— BEGIN Supplied data —

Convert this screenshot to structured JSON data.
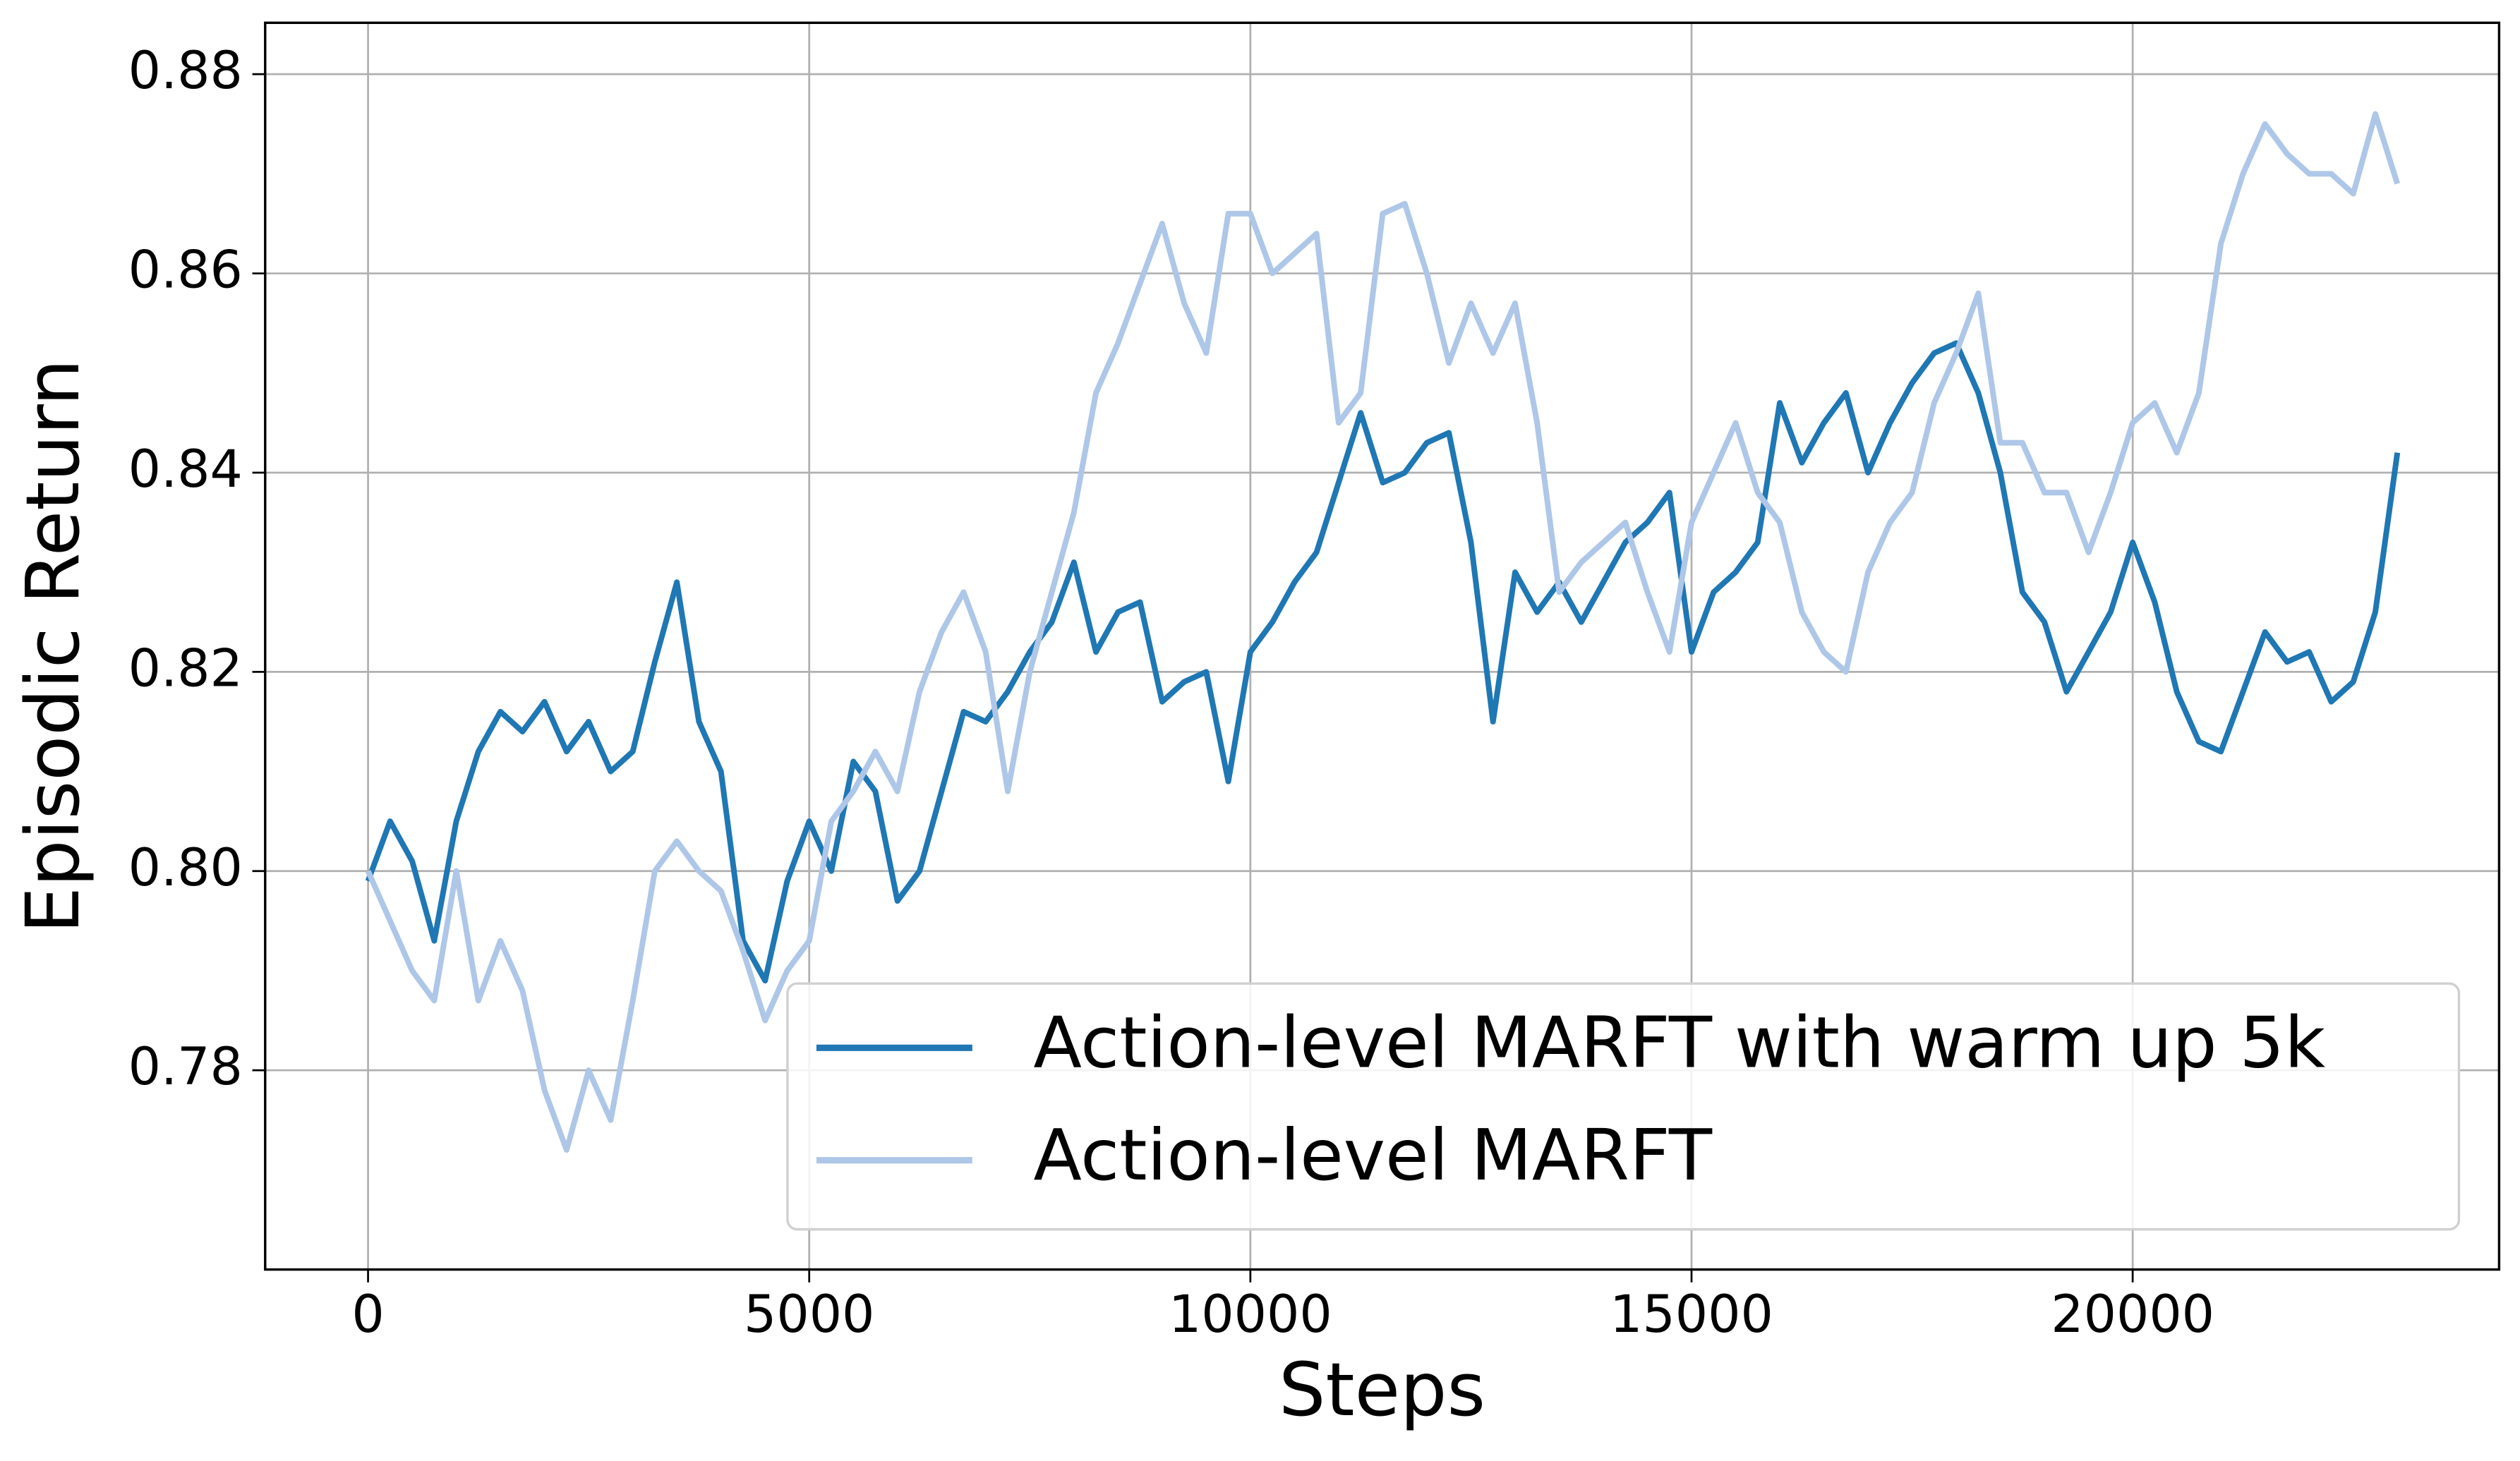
{
  "chart_data": {
    "type": "line",
    "xlabel": "Steps",
    "ylabel": "Episodic Return",
    "x": [
      0,
      250,
      500,
      750,
      1000,
      1250,
      1500,
      1750,
      2000,
      2250,
      2500,
      2750,
      3000,
      3250,
      3500,
      3750,
      4000,
      4250,
      4500,
      4750,
      5000,
      5250,
      5500,
      5750,
      6000,
      6250,
      6500,
      6750,
      7000,
      7250,
      7500,
      7750,
      8000,
      8250,
      8500,
      8750,
      9000,
      9250,
      9500,
      9750,
      10000,
      10250,
      10500,
      10750,
      11000,
      11250,
      11500,
      11750,
      12000,
      12250,
      12500,
      12750,
      13000,
      13250,
      13500,
      13750,
      14000,
      14250,
      14500,
      14750,
      15000,
      15250,
      15500,
      15750,
      16000,
      16250,
      16500,
      16750,
      17000,
      17250,
      17500,
      17750,
      18000,
      18250,
      18500,
      18750,
      19000,
      19250,
      19500,
      19750,
      20000,
      20250,
      20500,
      20750,
      21000,
      21250,
      21500,
      21750,
      22000,
      22250,
      22500,
      22750,
      23000
    ],
    "series": [
      {
        "name": "Action-level MARFT with warm up 5k",
        "color": "#1f77b4",
        "values": [
          0.799,
          0.805,
          0.801,
          0.793,
          0.805,
          0.812,
          0.816,
          0.814,
          0.817,
          0.812,
          0.815,
          0.81,
          0.812,
          0.821,
          0.829,
          0.815,
          0.81,
          0.793,
          0.789,
          0.799,
          0.805,
          0.8,
          0.811,
          0.808,
          0.797,
          0.8,
          0.808,
          0.816,
          0.815,
          0.818,
          0.822,
          0.825,
          0.831,
          0.822,
          0.826,
          0.827,
          0.817,
          0.819,
          0.82,
          0.809,
          0.822,
          0.825,
          0.829,
          0.832,
          0.839,
          0.846,
          0.839,
          0.84,
          0.843,
          0.844,
          0.833,
          0.815,
          0.83,
          0.826,
          0.829,
          0.825,
          0.829,
          0.833,
          0.835,
          0.838,
          0.822,
          0.828,
          0.83,
          0.833,
          0.847,
          0.841,
          0.845,
          0.848,
          0.84,
          0.845,
          0.849,
          0.852,
          0.853,
          0.848,
          0.84,
          0.828,
          0.825,
          0.818,
          0.822,
          0.826,
          0.833,
          0.827,
          0.818,
          0.813,
          0.812,
          0.818,
          0.824,
          0.821,
          0.822,
          0.817,
          0.819,
          0.826,
          0.842
        ]
      },
      {
        "name": "Action-level MARFT",
        "color": "#aec7e8",
        "values": [
          0.8,
          0.795,
          0.79,
          0.787,
          0.8,
          0.787,
          0.793,
          0.788,
          0.778,
          0.772,
          0.78,
          0.775,
          0.787,
          0.8,
          0.803,
          0.8,
          0.798,
          0.792,
          0.785,
          0.79,
          0.793,
          0.805,
          0.808,
          0.812,
          0.808,
          0.818,
          0.824,
          0.828,
          0.822,
          0.808,
          0.82,
          0.828,
          0.836,
          0.848,
          0.853,
          0.859,
          0.865,
          0.857,
          0.852,
          0.866,
          0.866,
          0.86,
          0.862,
          0.864,
          0.845,
          0.848,
          0.866,
          0.867,
          0.86,
          0.851,
          0.857,
          0.852,
          0.857,
          0.845,
          0.828,
          0.831,
          0.833,
          0.835,
          0.828,
          0.822,
          0.835,
          0.84,
          0.845,
          0.838,
          0.835,
          0.826,
          0.822,
          0.82,
          0.83,
          0.835,
          0.838,
          0.847,
          0.852,
          0.858,
          0.843,
          0.843,
          0.838,
          0.838,
          0.832,
          0.838,
          0.845,
          0.847,
          0.842,
          0.848,
          0.863,
          0.87,
          0.875,
          0.872,
          0.87,
          0.87,
          0.868,
          0.876,
          0.869
        ]
      }
    ],
    "xlim": [
      -1166,
      24153
    ],
    "ylim": [
      0.76,
      0.88516
    ],
    "xticks": [
      0,
      5000,
      10000,
      15000,
      20000
    ],
    "yticks": [
      0.78,
      {
        "value": 0.8,
        "label": "0.80"
      },
      0.82,
      0.84,
      0.86,
      0.88
    ],
    "grid": true,
    "legend": "lower right"
  }
}
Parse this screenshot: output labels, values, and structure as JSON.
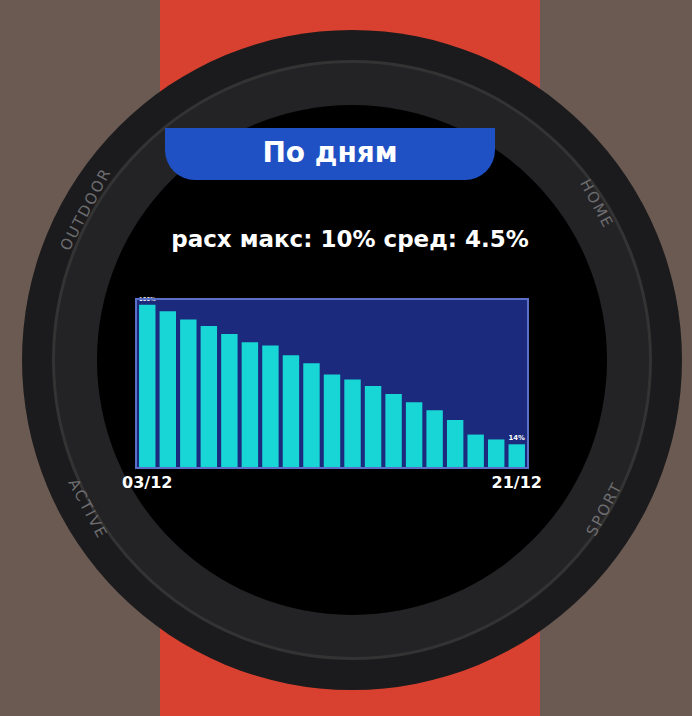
{
  "chart_data": {
    "type": "bar",
    "title": "По дням",
    "subtitle": "расх макс: 10% сред: 4.5%",
    "categories": [
      "03/12",
      null,
      null,
      null,
      null,
      null,
      null,
      null,
      null,
      null,
      null,
      null,
      null,
      null,
      null,
      null,
      null,
      null,
      "21/12"
    ],
    "values": [
      100,
      96,
      91,
      87,
      82,
      77,
      75,
      69,
      64,
      57,
      54,
      50,
      45,
      40,
      35,
      29,
      20,
      17,
      14
    ],
    "value_labels": [
      "100%",
      null,
      null,
      null,
      null,
      null,
      null,
      null,
      null,
      null,
      null,
      null,
      null,
      null,
      null,
      null,
      null,
      null,
      "14%"
    ],
    "data_labels": true,
    "color": "#19d6d6",
    "ylim": [
      0,
      103
    ],
    "tick_labels": "x",
    "grid": false
  },
  "watch": {
    "bezel_labels": {
      "top_left": "OUTDOOR",
      "top_right": "HOME",
      "bottom_left": "ACTIVE",
      "bottom_right": "SPORT"
    }
  }
}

— END Supplied data —

▶ **Exercise instructions**: Write out all the records again, exactly, minus any pictures.

▶ **Task output**:
Convert this screenshot to structured JSON data.
{
  "chart_data": {
    "type": "line",
    "xlabel": "Steps",
    "ylabel": "Episodic Return",
    "x": [
      0,
      250,
      500,
      750,
      1000,
      1250,
      1500,
      1750,
      2000,
      2250,
      2500,
      2750,
      3000,
      3250,
      3500,
      3750,
      4000,
      4250,
      4500,
      4750,
      5000,
      5250,
      5500,
      5750,
      6000,
      6250,
      6500,
      6750,
      7000,
      7250,
      7500,
      7750,
      8000,
      8250,
      8500,
      8750,
      9000,
      9250,
      9500,
      9750,
      10000,
      10250,
      10500,
      10750,
      11000,
      11250,
      11500,
      11750,
      12000,
      12250,
      12500,
      12750,
      13000,
      13250,
      13500,
      13750,
      14000,
      14250,
      14500,
      14750,
      15000,
      15250,
      15500,
      15750,
      16000,
      16250,
      16500,
      16750,
      17000,
      17250,
      17500,
      17750,
      18000,
      18250,
      18500,
      18750,
      19000,
      19250,
      19500,
      19750,
      20000,
      20250,
      20500,
      20750,
      21000,
      21250,
      21500,
      21750,
      22000,
      22250,
      22500,
      22750,
      23000
    ],
    "series": [
      {
        "name": "Action-level MARFT with warm up 5k",
        "color": "#1f77b4",
        "values": [
          0.799,
          0.805,
          0.801,
          0.793,
          0.805,
          0.812,
          0.816,
          0.814,
          0.817,
          0.812,
          0.815,
          0.81,
          0.812,
          0.821,
          0.829,
          0.815,
          0.81,
          0.793,
          0.789,
          0.799,
          0.805,
          0.8,
          0.811,
          0.808,
          0.797,
          0.8,
          0.808,
          0.816,
          0.815,
          0.818,
          0.822,
          0.825,
          0.831,
          0.822,
          0.826,
          0.827,
          0.817,
          0.819,
          0.82,
          0.809,
          0.822,
          0.825,
          0.829,
          0.832,
          0.839,
          0.846,
          0.839,
          0.84,
          0.843,
          0.844,
          0.833,
          0.815,
          0.83,
          0.826,
          0.829,
          0.825,
          0.829,
          0.833,
          0.835,
          0.838,
          0.822,
          0.828,
          0.83,
          0.833,
          0.847,
          0.841,
          0.845,
          0.848,
          0.84,
          0.845,
          0.849,
          0.852,
          0.853,
          0.848,
          0.84,
          0.828,
          0.825,
          0.818,
          0.822,
          0.826,
          0.833,
          0.827,
          0.818,
          0.813,
          0.812,
          0.818,
          0.824,
          0.821,
          0.822,
          0.817,
          0.819,
          0.826,
          0.842
        ]
      },
      {
        "name": "Action-level MARFT",
        "color": "#aec7e8",
        "values": [
          0.8,
          0.795,
          0.79,
          0.787,
          0.8,
          0.787,
          0.793,
          0.788,
          0.778,
          0.772,
          0.78,
          0.775,
          0.787,
          0.8,
          0.803,
          0.8,
          0.798,
          0.792,
          0.785,
          0.79,
          0.793,
          0.805,
          0.808,
          0.812,
          0.808,
          0.818,
          0.824,
          0.828,
          0.822,
          0.808,
          0.82,
          0.828,
          0.836,
          0.848,
          0.853,
          0.859,
          0.865,
          0.857,
          0.852,
          0.866,
          0.866,
          0.86,
          0.862,
          0.864,
          0.845,
          0.848,
          0.866,
          0.867,
          0.86,
          0.851,
          0.857,
          0.852,
          0.857,
          0.845,
          0.828,
          0.831,
          0.833,
          0.835,
          0.828,
          0.822,
          0.835,
          0.84,
          0.845,
          0.838,
          0.835,
          0.826,
          0.822,
          0.82,
          0.83,
          0.835,
          0.838,
          0.847,
          0.852,
          0.858,
          0.843,
          0.843,
          0.838,
          0.838,
          0.832,
          0.838,
          0.845,
          0.847,
          0.842,
          0.848,
          0.863,
          0.87,
          0.875,
          0.872,
          0.87,
          0.87,
          0.868,
          0.876,
          0.869
        ]
      }
    ],
    "xlim": [
      -1166,
      24153
    ],
    "ylim": [
      0.76,
      0.88516
    ],
    "xticks": [
      0,
      5000,
      10000,
      15000,
      20000
    ],
    "yticks": [
      0.78,
      {
        "value": 0.8,
        "label": "0.80"
      },
      0.82,
      0.84,
      0.86,
      0.88
    ],
    "grid": true,
    "legend": "lower right"
  }
}
Parse this screenshot: output labels, values, and structure as JSON.
{
  "chart_data": {
    "type": "bar",
    "title": "По дням",
    "subtitle": "расх макс: 10% сред: 4.5%",
    "categories": [
      "03/12",
      null,
      null,
      null,
      null,
      null,
      null,
      null,
      null,
      null,
      null,
      null,
      null,
      null,
      null,
      null,
      null,
      null,
      "21/12"
    ],
    "values": [
      100,
      96,
      91,
      87,
      82,
      77,
      75,
      69,
      64,
      57,
      54,
      50,
      45,
      40,
      35,
      29,
      20,
      17,
      14
    ],
    "value_labels": [
      "100%",
      null,
      null,
      null,
      null,
      null,
      null,
      null,
      null,
      null,
      null,
      null,
      null,
      null,
      null,
      null,
      null,
      null,
      "14%"
    ],
    "data_labels": true,
    "color": "#19d6d6",
    "ylim": [
      0,
      103
    ],
    "tick_labels": "x",
    "grid": false
  },
  "watch": {
    "bezel_labels": {
      "top_left": "OUTDOOR",
      "top_right": "HOME",
      "bottom_left": "ACTIVE",
      "bottom_right": "SPORT"
    }
  }
}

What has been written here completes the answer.